Start of Given records

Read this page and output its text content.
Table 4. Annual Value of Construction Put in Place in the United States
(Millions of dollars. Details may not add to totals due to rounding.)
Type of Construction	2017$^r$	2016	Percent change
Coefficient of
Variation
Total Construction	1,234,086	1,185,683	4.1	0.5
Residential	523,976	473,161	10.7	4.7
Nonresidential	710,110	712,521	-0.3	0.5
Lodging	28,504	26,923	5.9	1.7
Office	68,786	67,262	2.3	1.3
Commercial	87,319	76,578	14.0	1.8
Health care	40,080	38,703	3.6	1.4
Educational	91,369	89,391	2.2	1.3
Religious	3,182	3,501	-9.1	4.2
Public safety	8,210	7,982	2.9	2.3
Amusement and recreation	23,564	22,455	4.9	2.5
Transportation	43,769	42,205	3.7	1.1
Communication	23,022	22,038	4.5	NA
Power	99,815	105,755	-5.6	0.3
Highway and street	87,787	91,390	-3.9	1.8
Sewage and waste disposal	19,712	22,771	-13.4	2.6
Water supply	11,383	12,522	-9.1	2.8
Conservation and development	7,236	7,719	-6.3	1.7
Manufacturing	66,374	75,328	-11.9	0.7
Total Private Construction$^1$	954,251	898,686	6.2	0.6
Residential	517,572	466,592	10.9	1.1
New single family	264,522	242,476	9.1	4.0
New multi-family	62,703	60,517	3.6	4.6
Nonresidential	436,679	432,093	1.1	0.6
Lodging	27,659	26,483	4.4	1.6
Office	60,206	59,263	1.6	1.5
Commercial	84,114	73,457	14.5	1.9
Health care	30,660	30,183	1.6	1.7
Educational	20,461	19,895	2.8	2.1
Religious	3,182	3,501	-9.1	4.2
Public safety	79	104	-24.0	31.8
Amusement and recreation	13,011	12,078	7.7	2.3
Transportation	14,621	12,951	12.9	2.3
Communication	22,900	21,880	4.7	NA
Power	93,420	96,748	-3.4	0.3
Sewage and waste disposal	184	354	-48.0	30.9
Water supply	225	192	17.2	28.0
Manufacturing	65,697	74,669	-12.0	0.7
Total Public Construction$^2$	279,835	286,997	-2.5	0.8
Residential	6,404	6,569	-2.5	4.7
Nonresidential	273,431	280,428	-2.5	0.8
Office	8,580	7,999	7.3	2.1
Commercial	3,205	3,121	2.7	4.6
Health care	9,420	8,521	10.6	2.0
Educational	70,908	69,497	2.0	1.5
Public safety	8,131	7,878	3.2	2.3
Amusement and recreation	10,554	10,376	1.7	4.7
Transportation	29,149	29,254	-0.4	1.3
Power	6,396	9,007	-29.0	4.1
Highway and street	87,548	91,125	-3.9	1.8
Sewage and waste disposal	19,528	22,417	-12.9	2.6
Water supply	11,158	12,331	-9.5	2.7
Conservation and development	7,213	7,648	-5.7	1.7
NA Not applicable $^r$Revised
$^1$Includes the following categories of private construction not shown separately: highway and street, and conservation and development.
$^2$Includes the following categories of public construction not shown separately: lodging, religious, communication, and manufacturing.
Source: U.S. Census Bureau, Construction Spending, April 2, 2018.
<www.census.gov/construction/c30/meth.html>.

End of Given records

• Instructions to follow: Copy out each line of the data where the string "supply" appears.

• Answer to the problem:
Water supply	11,383	12,522	-9.1	2.8
Water supply	225	192	17.2	28.0
Water supply	11,158	12,331	-9.5	2.7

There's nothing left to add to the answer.